What to produce> From the listing below, pull out every line where the string "JSON" appears.

··········

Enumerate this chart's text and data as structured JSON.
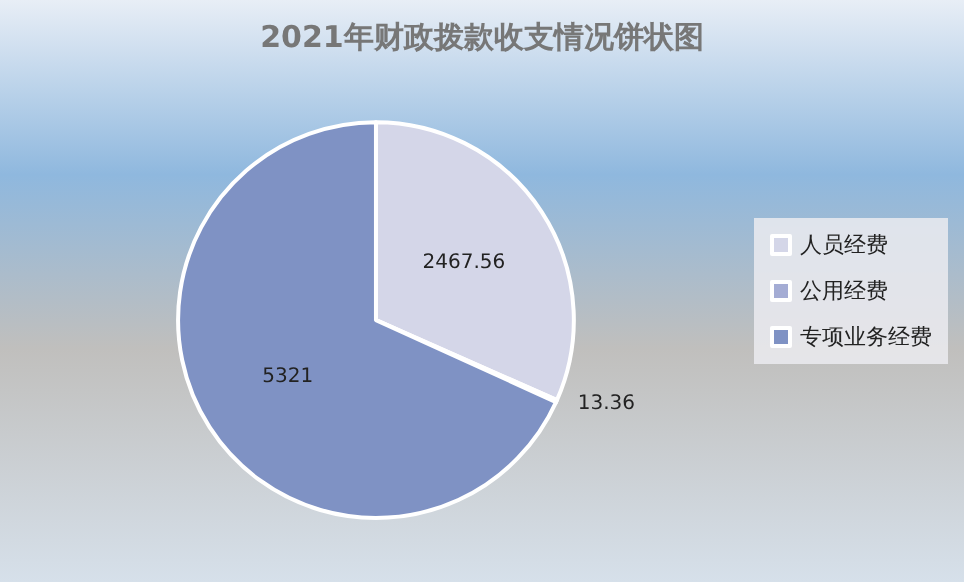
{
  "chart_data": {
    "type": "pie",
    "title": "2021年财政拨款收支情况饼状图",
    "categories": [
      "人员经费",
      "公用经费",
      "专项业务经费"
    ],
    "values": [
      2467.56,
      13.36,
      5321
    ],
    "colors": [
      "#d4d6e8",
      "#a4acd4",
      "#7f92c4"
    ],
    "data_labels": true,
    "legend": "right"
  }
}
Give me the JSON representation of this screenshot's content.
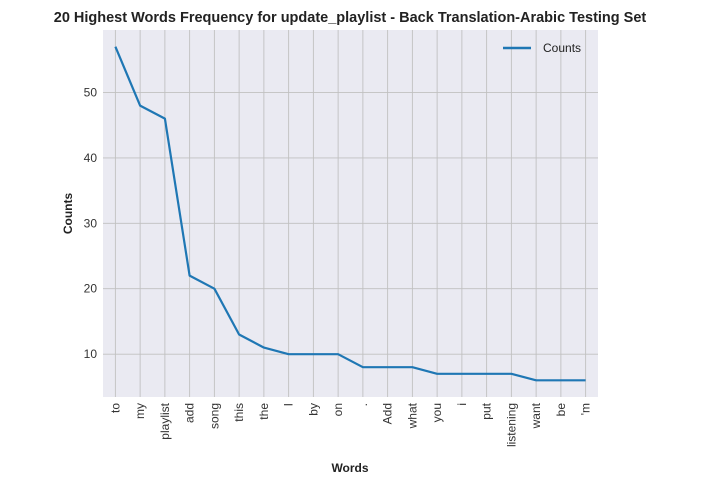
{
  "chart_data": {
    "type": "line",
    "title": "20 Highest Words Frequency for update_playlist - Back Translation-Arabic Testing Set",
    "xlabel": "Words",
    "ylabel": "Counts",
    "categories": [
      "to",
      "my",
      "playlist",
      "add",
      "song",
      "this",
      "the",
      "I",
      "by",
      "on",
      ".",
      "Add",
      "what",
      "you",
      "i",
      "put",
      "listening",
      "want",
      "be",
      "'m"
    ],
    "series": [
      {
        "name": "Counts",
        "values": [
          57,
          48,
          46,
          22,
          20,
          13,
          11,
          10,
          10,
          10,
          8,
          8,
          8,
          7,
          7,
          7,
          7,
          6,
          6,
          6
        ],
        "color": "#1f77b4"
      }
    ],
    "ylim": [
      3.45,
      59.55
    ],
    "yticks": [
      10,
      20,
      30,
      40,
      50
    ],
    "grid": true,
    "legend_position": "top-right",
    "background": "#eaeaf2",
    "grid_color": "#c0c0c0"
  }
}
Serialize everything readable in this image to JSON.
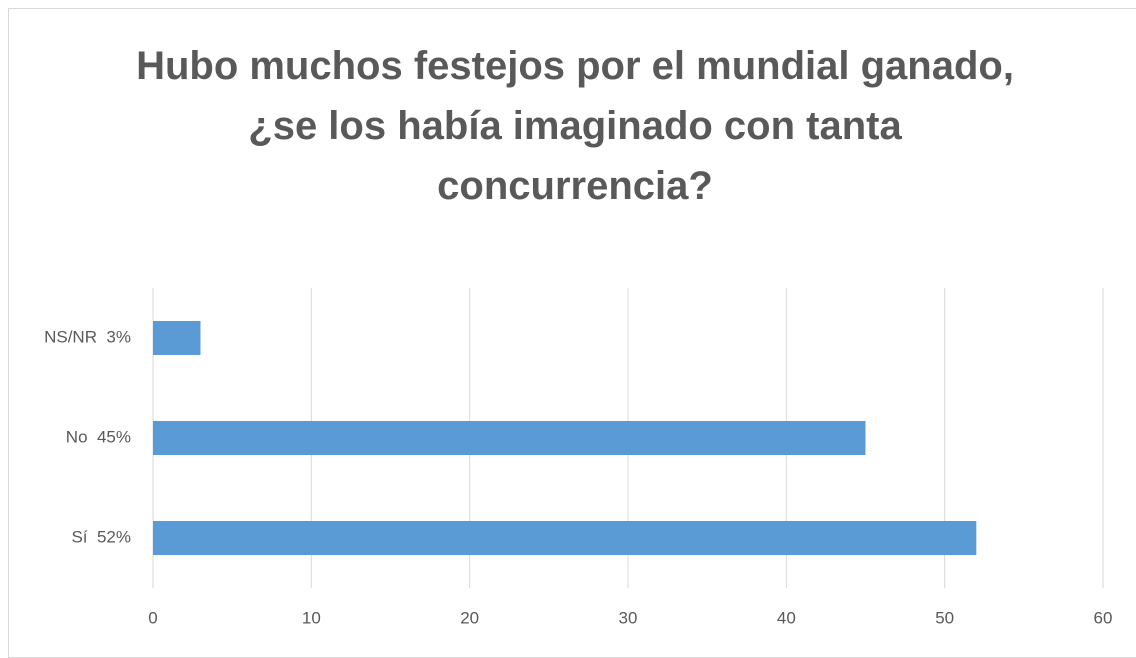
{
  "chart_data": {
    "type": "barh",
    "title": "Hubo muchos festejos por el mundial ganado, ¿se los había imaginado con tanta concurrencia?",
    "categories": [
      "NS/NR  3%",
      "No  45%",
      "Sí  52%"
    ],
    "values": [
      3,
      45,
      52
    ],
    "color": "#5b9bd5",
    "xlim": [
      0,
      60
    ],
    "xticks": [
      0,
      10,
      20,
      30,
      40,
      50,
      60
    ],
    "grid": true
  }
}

··········

Exercise answer>
Enumerate this chart's text and data as structured JSON.
Give me the JSON representation of this screenshot's content.
Serialize everything readable in this image to JSON.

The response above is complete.